[STATED TASK] Repeat the lines below exactly as they appear, but leave out the images.
──────── AVAILABLE RECORDS
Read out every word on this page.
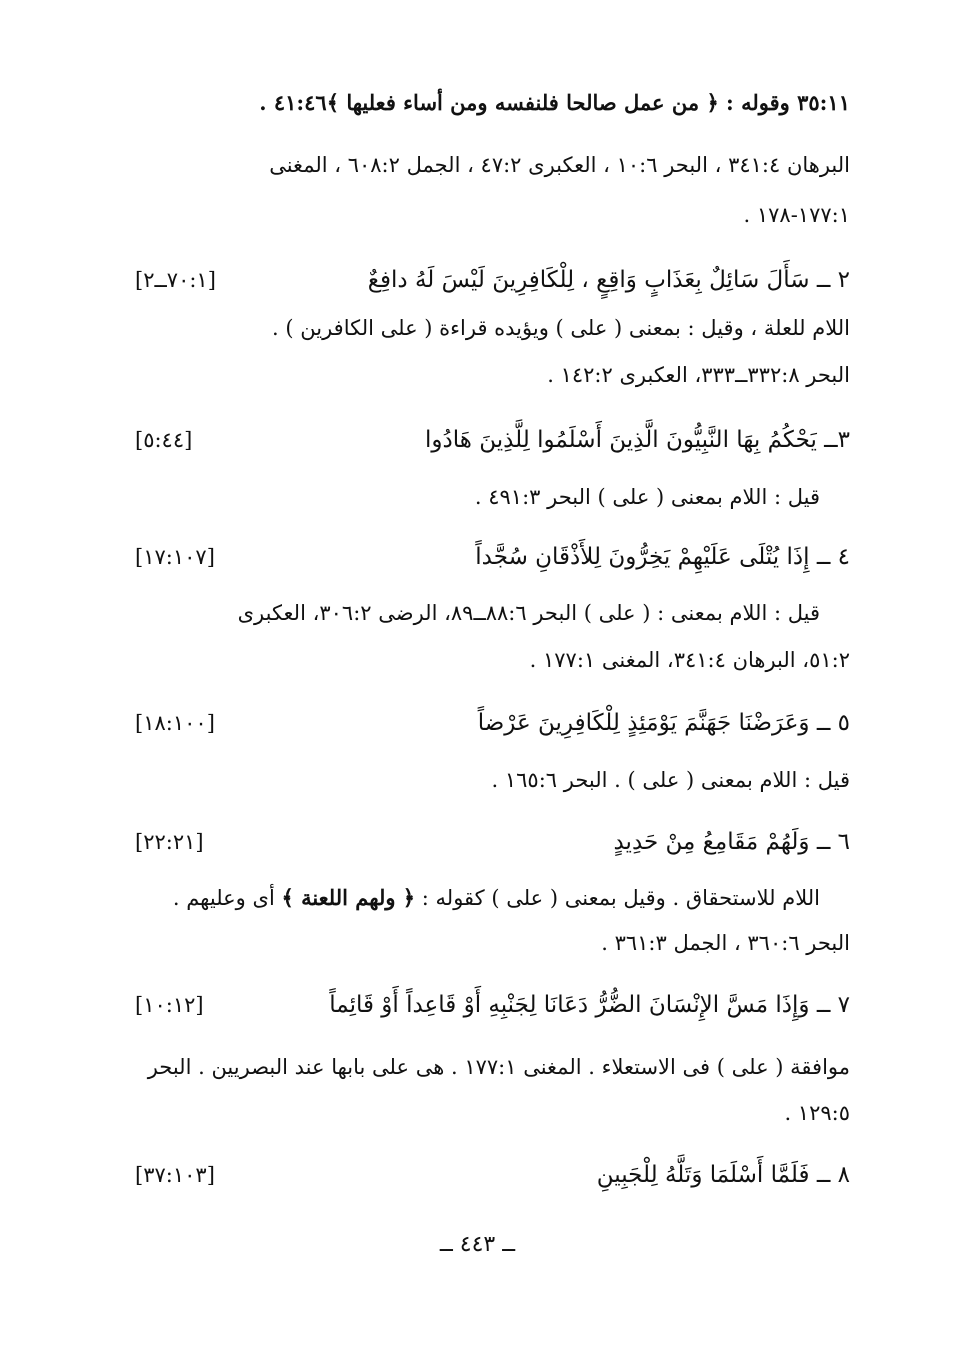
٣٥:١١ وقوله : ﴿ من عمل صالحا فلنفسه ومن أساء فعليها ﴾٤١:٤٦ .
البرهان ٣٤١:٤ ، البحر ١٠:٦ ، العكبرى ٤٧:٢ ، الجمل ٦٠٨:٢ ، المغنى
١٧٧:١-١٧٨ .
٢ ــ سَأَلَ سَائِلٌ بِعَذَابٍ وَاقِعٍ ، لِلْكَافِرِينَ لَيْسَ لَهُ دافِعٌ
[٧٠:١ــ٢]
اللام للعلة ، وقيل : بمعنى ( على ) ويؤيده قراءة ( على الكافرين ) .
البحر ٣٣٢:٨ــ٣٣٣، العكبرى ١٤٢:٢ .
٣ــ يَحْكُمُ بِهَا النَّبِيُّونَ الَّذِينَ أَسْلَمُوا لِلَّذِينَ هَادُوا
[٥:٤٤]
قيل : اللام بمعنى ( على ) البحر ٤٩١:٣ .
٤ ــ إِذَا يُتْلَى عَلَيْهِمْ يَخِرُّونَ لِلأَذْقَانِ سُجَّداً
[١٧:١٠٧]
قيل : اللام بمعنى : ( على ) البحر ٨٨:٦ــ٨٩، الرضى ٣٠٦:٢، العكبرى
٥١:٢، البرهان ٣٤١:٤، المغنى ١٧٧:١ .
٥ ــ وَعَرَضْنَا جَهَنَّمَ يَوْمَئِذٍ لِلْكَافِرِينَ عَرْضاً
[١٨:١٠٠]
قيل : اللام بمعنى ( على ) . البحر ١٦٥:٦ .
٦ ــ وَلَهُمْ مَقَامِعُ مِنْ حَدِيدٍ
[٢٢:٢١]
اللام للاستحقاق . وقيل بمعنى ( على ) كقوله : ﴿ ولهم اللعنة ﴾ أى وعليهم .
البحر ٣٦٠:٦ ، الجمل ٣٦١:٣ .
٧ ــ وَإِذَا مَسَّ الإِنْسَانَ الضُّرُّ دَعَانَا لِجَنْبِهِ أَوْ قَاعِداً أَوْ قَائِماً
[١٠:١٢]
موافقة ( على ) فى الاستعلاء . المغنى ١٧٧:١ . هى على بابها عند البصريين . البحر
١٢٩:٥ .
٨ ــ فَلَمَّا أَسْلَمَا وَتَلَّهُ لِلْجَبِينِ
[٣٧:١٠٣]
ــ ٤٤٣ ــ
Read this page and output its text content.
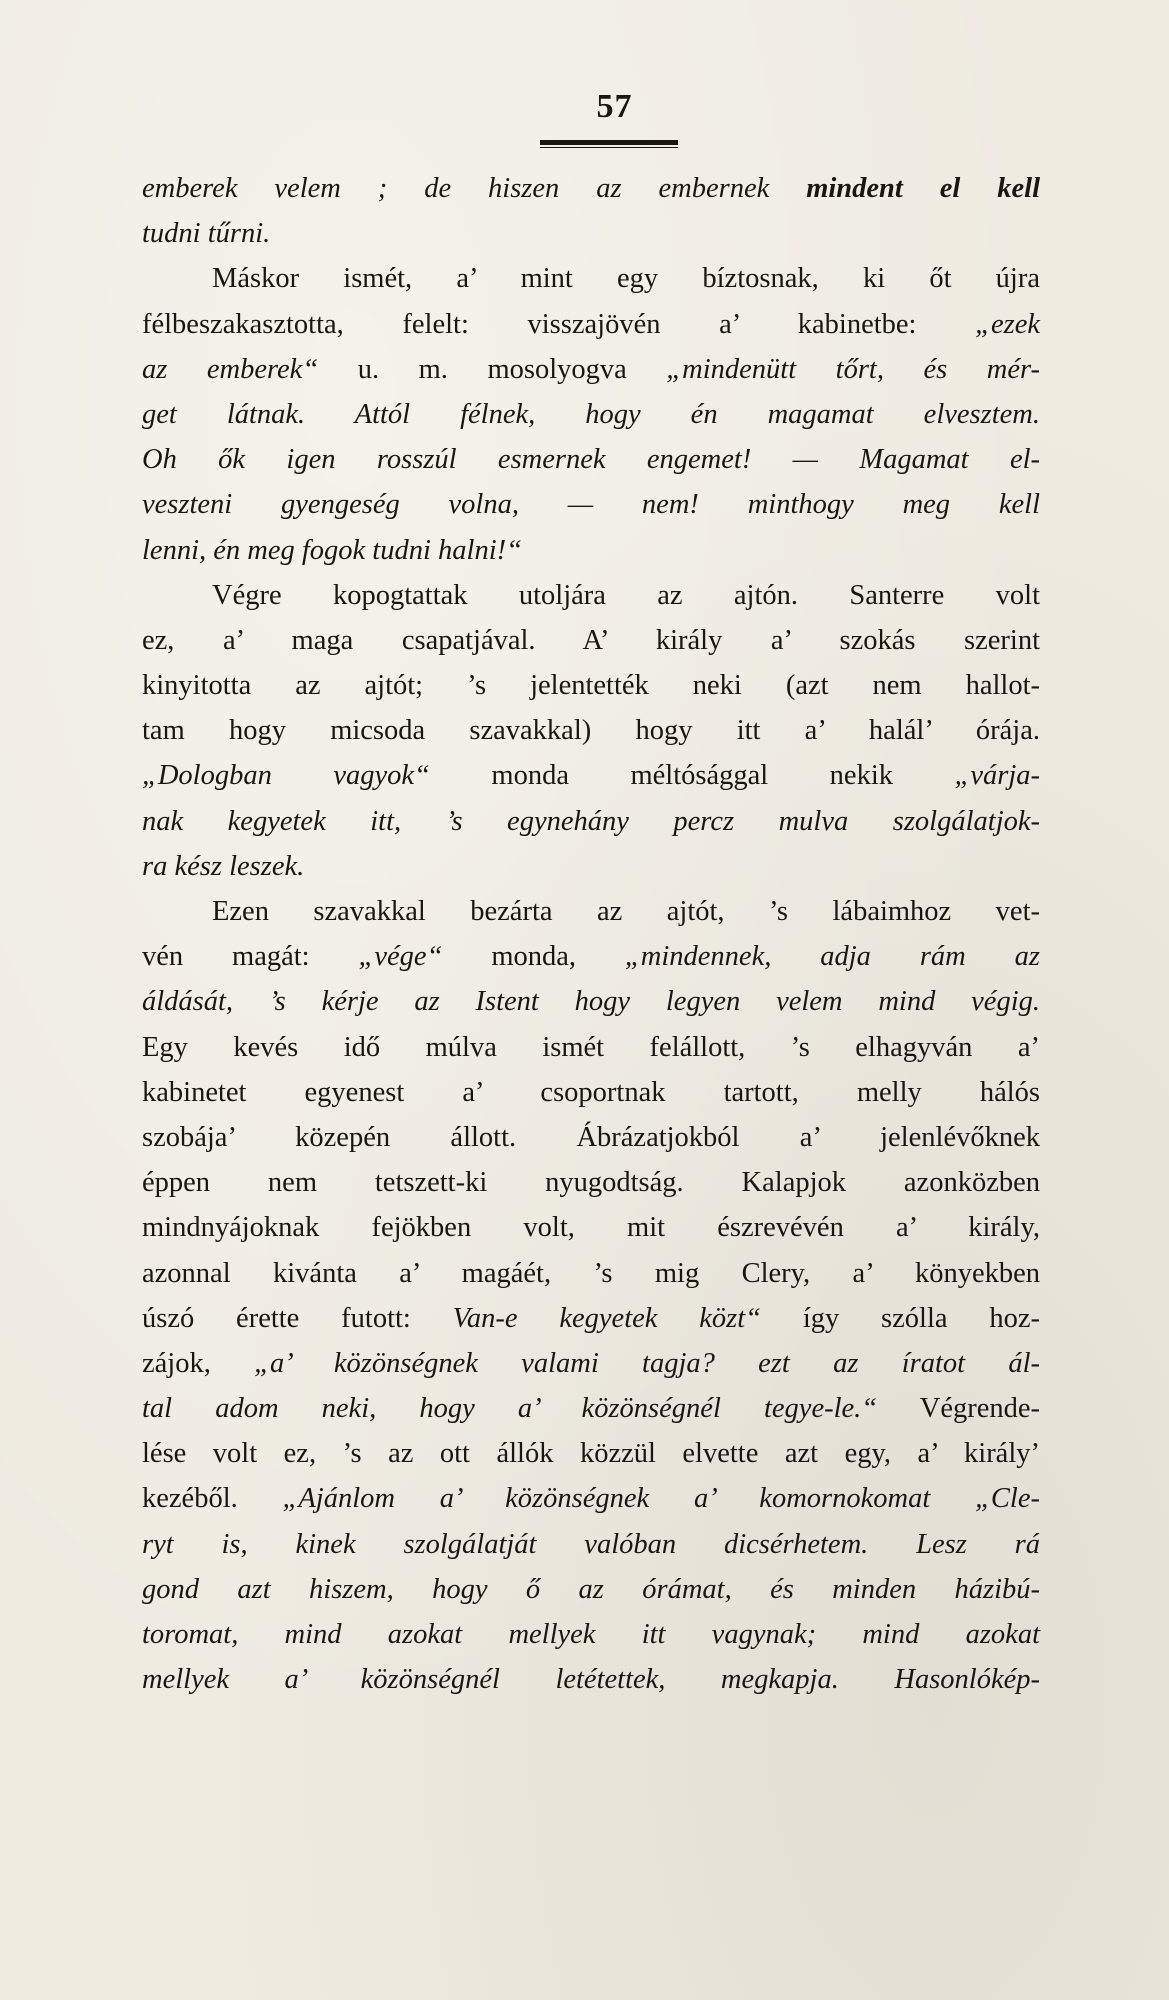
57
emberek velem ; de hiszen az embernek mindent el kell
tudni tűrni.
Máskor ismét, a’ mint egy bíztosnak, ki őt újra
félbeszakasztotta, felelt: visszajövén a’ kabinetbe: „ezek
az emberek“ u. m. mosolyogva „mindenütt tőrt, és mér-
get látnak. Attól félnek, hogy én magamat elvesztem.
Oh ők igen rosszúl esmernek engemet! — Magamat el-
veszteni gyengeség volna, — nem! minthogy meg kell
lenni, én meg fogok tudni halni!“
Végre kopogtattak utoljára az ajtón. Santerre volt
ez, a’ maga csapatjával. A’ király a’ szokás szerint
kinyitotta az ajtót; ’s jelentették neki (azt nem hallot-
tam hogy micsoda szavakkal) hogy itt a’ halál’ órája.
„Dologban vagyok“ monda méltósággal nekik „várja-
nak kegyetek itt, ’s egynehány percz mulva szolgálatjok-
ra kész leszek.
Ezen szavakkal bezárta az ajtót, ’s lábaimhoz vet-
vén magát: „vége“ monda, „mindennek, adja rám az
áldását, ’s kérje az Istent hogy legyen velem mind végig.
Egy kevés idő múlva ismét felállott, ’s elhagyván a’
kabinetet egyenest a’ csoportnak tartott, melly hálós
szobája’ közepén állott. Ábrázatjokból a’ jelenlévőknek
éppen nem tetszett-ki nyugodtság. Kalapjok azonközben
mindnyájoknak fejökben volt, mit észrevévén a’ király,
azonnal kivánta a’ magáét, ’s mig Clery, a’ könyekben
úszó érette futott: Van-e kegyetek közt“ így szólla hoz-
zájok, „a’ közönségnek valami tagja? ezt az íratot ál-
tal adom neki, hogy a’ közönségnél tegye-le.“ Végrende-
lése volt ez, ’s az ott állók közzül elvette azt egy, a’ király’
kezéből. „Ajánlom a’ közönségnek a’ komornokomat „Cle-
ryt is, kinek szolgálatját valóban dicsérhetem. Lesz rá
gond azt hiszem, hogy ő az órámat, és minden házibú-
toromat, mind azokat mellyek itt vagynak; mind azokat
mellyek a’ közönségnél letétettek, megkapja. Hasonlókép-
────────────────
[OUTPUT FOR THIS TASK]
Read out every word on this page.
٣٥:١١ وقوله : ﴿ من عمل صالحا فلنفسه ومن أساء فعليها ﴾٤١:٤٦ .
البرهان ٣٤١:٤ ، البحر ١٠:٦ ، العكبرى ٤٧:٢ ، الجمل ٦٠٨:٢ ، المغنى
١٧٧:١-١٧٨ .
٢ ــ سَأَلَ سَائِلٌ بِعَذَابٍ وَاقِعٍ ، لِلْكَافِرِينَ لَيْسَ لَهُ دافِعٌ
[٧٠:١ــ٢]
اللام للعلة ، وقيل : بمعنى ( على ) ويؤيده قراءة ( على الكافرين ) .
البحر ٣٣٢:٨ــ٣٣٣، العكبرى ١٤٢:٢ .
٣ــ يَحْكُمُ بِهَا النَّبِيُّونَ الَّذِينَ أَسْلَمُوا لِلَّذِينَ هَادُوا
[٥:٤٤]
قيل : اللام بمعنى ( على ) البحر ٤٩١:٣ .
٤ ــ إِذَا يُتْلَى عَلَيْهِمْ يَخِرُّونَ لِلأَذْقَانِ سُجَّداً
[١٧:١٠٧]
قيل : اللام بمعنى : ( على ) البحر ٨٨:٦ــ٨٩، الرضى ٣٠٦:٢، العكبرى
٥١:٢، البرهان ٣٤١:٤، المغنى ١٧٧:١ .
٥ ــ وَعَرَضْنَا جَهَنَّمَ يَوْمَئِذٍ لِلْكَافِرِينَ عَرْضاً
[١٨:١٠٠]
قيل : اللام بمعنى ( على ) . البحر ١٦٥:٦ .
٦ ــ وَلَهُمْ مَقَامِعُ مِنْ حَدِيدٍ
[٢٢:٢١]
اللام للاستحقاق . وقيل بمعنى ( على ) كقوله : ﴿ ولهم اللعنة ﴾ أى وعليهم .
البحر ٣٦٠:٦ ، الجمل ٣٦١:٣ .
٧ ــ وَإِذَا مَسَّ الإِنْسَانَ الضُّرُّ دَعَانَا لِجَنْبِهِ أَوْ قَاعِداً أَوْ قَائِماً
[١٠:١٢]
موافقة ( على ) فى الاستعلاء . المغنى ١٧٧:١ . هى على بابها عند البصريين . البحر
١٢٩:٥ .
٨ ــ فَلَمَّا أَسْلَمَا وَتَلَّهُ لِلْجَبِينِ
[٣٧:١٠٣]
ــ ٤٤٣ ــ
Read this page and output its text content.
57
emberek velem ; de hiszen az embernek mindent el kell
tudni tűrni.
Máskor ismét, a’ mint egy bíztosnak, ki őt újra
félbeszakasztotta, felelt: visszajövén a’ kabinetbe: „ezek
az emberek“ u. m. mosolyogva „mindenütt tőrt, és mér-
get látnak. Attól félnek, hogy én magamat elvesztem.
Oh ők igen rosszúl esmernek engemet! — Magamat el-
veszteni gyengeség volna, — nem! minthogy meg kell
lenni, én meg fogok tudni halni!“
Végre kopogtattak utoljára az ajtón. Santerre volt
ez, a’ maga csapatjával. A’ király a’ szokás szerint
kinyitotta az ajtót; ’s jelentették neki (azt nem hallot-
tam hogy micsoda szavakkal) hogy itt a’ halál’ órája.
„Dologban vagyok“ monda méltósággal nekik „várja-
nak kegyetek itt, ’s egynehány percz mulva szolgálatjok-
ra kész leszek.
Ezen szavakkal bezárta az ajtót, ’s lábaimhoz vet-
vén magát: „vége“ monda, „mindennek, adja rám az
áldását, ’s kérje az Istent hogy legyen velem mind végig.
Egy kevés idő múlva ismét felállott, ’s elhagyván a’
kabinetet egyenest a’ csoportnak tartott, melly hálós
szobája’ közepén állott. Ábrázatjokból a’ jelenlévőknek
éppen nem tetszett-ki nyugodtság. Kalapjok azonközben
mindnyájoknak fejökben volt, mit észrevévén a’ király,
azonnal kivánta a’ magáét, ’s mig Clery, a’ könyekben
úszó érette futott: Van-e kegyetek közt“ így szólla hoz-
zájok, „a’ közönségnek valami tagja? ezt az íratot ál-
tal adom neki, hogy a’ közönségnél tegye-le.“ Végrende-
lése volt ez, ’s az ott állók közzül elvette azt egy, a’ király’
kezéből. „Ajánlom a’ közönségnek a’ komornokomat „Cle-
ryt is, kinek szolgálatját valóban dicsérhetem. Lesz rá
gond azt hiszem, hogy ő az órámat, és minden házibú-
toromat, mind azokat mellyek itt vagynak; mind azokat
mellyek a’ közönségnél letétettek, megkapja. Hasonlókép-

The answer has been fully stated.